***** Data section *****

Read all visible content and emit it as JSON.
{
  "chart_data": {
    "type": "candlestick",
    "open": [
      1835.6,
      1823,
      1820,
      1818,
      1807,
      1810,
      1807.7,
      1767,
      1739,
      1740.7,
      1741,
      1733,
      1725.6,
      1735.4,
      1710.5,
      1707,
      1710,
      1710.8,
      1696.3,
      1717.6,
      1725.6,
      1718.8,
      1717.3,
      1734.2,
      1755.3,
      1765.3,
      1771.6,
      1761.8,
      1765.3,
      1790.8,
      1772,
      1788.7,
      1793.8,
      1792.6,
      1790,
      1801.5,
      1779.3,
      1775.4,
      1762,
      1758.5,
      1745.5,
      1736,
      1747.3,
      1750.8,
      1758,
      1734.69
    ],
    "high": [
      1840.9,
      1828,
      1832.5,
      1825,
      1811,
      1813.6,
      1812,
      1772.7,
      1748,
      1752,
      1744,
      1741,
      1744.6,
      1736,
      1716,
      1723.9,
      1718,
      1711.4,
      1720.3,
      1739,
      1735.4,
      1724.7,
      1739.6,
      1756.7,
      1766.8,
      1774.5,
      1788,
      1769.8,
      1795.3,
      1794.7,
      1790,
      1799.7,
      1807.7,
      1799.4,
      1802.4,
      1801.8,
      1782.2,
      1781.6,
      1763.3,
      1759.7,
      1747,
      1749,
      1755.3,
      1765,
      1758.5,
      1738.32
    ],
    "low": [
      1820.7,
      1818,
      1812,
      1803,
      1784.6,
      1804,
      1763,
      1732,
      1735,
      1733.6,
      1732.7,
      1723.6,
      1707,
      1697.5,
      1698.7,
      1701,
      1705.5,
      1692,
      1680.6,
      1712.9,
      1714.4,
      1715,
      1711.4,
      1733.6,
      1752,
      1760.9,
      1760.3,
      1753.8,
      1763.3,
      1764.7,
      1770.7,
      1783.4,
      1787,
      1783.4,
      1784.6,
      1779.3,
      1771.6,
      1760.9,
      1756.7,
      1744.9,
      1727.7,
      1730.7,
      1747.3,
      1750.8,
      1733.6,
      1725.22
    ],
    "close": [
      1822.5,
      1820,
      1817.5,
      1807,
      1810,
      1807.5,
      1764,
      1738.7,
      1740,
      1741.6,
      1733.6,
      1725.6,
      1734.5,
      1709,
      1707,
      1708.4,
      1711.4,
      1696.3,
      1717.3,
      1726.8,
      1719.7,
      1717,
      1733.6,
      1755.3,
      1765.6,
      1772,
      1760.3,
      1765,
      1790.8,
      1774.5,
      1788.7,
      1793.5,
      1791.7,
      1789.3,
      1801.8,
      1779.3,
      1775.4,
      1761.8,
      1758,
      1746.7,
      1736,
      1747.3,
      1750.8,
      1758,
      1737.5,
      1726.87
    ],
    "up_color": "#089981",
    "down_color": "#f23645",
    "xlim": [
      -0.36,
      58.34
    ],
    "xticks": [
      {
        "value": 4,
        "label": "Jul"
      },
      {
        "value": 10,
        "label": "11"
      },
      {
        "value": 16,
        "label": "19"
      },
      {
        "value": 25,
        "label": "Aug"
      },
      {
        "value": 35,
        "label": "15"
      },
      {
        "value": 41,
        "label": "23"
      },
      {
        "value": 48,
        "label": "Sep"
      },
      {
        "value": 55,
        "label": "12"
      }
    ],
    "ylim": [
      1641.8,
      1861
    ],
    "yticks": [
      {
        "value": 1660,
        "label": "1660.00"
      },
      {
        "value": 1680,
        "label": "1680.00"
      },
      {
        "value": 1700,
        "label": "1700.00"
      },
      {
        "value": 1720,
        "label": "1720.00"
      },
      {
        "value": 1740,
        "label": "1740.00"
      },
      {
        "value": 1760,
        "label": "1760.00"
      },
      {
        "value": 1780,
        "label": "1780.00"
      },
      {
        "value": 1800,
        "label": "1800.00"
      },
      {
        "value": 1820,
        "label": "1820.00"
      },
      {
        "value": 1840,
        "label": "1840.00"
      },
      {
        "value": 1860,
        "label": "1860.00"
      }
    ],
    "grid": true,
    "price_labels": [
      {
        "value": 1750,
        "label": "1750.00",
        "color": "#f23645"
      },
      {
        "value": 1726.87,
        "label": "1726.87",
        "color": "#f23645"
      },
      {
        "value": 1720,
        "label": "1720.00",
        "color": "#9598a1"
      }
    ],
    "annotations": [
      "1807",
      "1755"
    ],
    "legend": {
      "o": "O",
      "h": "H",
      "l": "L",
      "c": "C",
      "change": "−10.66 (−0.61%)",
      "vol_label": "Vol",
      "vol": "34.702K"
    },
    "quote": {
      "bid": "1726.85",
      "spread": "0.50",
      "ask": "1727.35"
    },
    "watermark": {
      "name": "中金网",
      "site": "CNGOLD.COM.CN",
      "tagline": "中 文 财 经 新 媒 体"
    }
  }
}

*****

## Description of the task
Restate each record word for word.

## Exercise response
Read all visible content and emit it as JSON.
{
  "chart_data": {
    "type": "candlestick",
    "open": [
      1835.6,
      1823,
      1820,
      1818,
      1807,
      1810,
      1807.7,
      1767,
      1739,
      1740.7,
      1741,
      1733,
      1725.6,
      1735.4,
      1710.5,
      1707,
      1710,
      1710.8,
      1696.3,
      1717.6,
      1725.6,
      1718.8,
      1717.3,
      1734.2,
      1755.3,
      1765.3,
      1771.6,
      1761.8,
      1765.3,
      1790.8,
      1772,
      1788.7,
      1793.8,
      1792.6,
      1790,
      1801.5,
      1779.3,
      1775.4,
      1762,
      1758.5,
      1745.5,
      1736,
      1747.3,
      1750.8,
      1758,
      1734.69
    ],
    "high": [
      1840.9,
      1828,
      1832.5,
      1825,
      1811,
      1813.6,
      1812,
      1772.7,
      1748,
      1752,
      1744,
      1741,
      1744.6,
      1736,
      1716,
      1723.9,
      1718,
      1711.4,
      1720.3,
      1739,
      1735.4,
      1724.7,
      1739.6,
      1756.7,
      1766.8,
      1774.5,
      1788,
      1769.8,
      1795.3,
      1794.7,
      1790,
      1799.7,
      1807.7,
      1799.4,
      1802.4,
      1801.8,
      1782.2,
      1781.6,
      1763.3,
      1759.7,
      1747,
      1749,
      1755.3,
      1765,
      1758.5,
      1738.32
    ],
    "low": [
      1820.7,
      1818,
      1812,
      1803,
      1784.6,
      1804,
      1763,
      1732,
      1735,
      1733.6,
      1732.7,
      1723.6,
      1707,
      1697.5,
      1698.7,
      1701,
      1705.5,
      1692,
      1680.6,
      1712.9,
      1714.4,
      1715,
      1711.4,
      1733.6,
      1752,
      1760.9,
      1760.3,
      1753.8,
      1763.3,
      1764.7,
      1770.7,
      1783.4,
      1787,
      1783.4,
      1784.6,
      1779.3,
      1771.6,
      1760.9,
      1756.7,
      1744.9,
      1727.7,
      1730.7,
      1747.3,
      1750.8,
      1733.6,
      1725.22
    ],
    "close": [
      1822.5,
      1820,
      1817.5,
      1807,
      1810,
      1807.5,
      1764,
      1738.7,
      1740,
      1741.6,
      1733.6,
      1725.6,
      1734.5,
      1709,
      1707,
      1708.4,
      1711.4,
      1696.3,
      1717.3,
      1726.8,
      1719.7,
      1717,
      1733.6,
      1755.3,
      1765.6,
      1772,
      1760.3,
      1765,
      1790.8,
      1774.5,
      1788.7,
      1793.5,
      1791.7,
      1789.3,
      1801.8,
      1779.3,
      1775.4,
      1761.8,
      1758,
      1746.7,
      1736,
      1747.3,
      1750.8,
      1758,
      1737.5,
      1726.87
    ],
    "up_color": "#089981",
    "down_color": "#f23645",
    "xlim": [
      -0.36,
      58.34
    ],
    "xticks": [
      {
        "value": 4,
        "label": "Jul"
      },
      {
        "value": 10,
        "label": "11"
      },
      {
        "value": 16,
        "label": "19"
      },
      {
        "value": 25,
        "label": "Aug"
      },
      {
        "value": 35,
        "label": "15"
      },
      {
        "value": 41,
        "label": "23"
      },
      {
        "value": 48,
        "label": "Sep"
      },
      {
        "value": 55,
        "label": "12"
      }
    ],
    "ylim": [
      1641.8,
      1861
    ],
    "yticks": [
      {
        "value": 1660,
        "label": "1660.00"
      },
      {
        "value": 1680,
        "label": "1680.00"
      },
      {
        "value": 1700,
        "label": "1700.00"
      },
      {
        "value": 1720,
        "label": "1720.00"
      },
      {
        "value": 1740,
        "label": "1740.00"
      },
      {
        "value": 1760,
        "label": "1760.00"
      },
      {
        "value": 1780,
        "label": "1780.00"
      },
      {
        "value": 1800,
        "label": "1800.00"
      },
      {
        "value": 1820,
        "label": "1820.00"
      },
      {
        "value": 1840,
        "label": "1840.00"
      },
      {
        "value": 1860,
        "label": "1860.00"
      }
    ],
    "grid": true,
    "price_labels": [
      {
        "value": 1750,
        "label": "1750.00",
        "color": "#f23645"
      },
      {
        "value": 1726.87,
        "label": "1726.87",
        "color": "#f23645"
      },
      {
        "value": 1720,
        "label": "1720.00",
        "color": "#9598a1"
      }
    ],
    "annotations": [
      "1807",
      "1755"
    ],
    "legend": {
      "o": "O",
      "h": "H",
      "l": "L",
      "c": "C",
      "change": "−10.66 (−0.61%)",
      "vol_label": "Vol",
      "vol": "34.702K"
    },
    "quote": {
      "bid": "1726.85",
      "spread": "0.50",
      "ask": "1727.35"
    },
    "watermark": {
      "name": "中金网",
      "site": "CNGOLD.COM.CN",
      "tagline": "中 文 财 经 新 媒 体"
    }
  }
}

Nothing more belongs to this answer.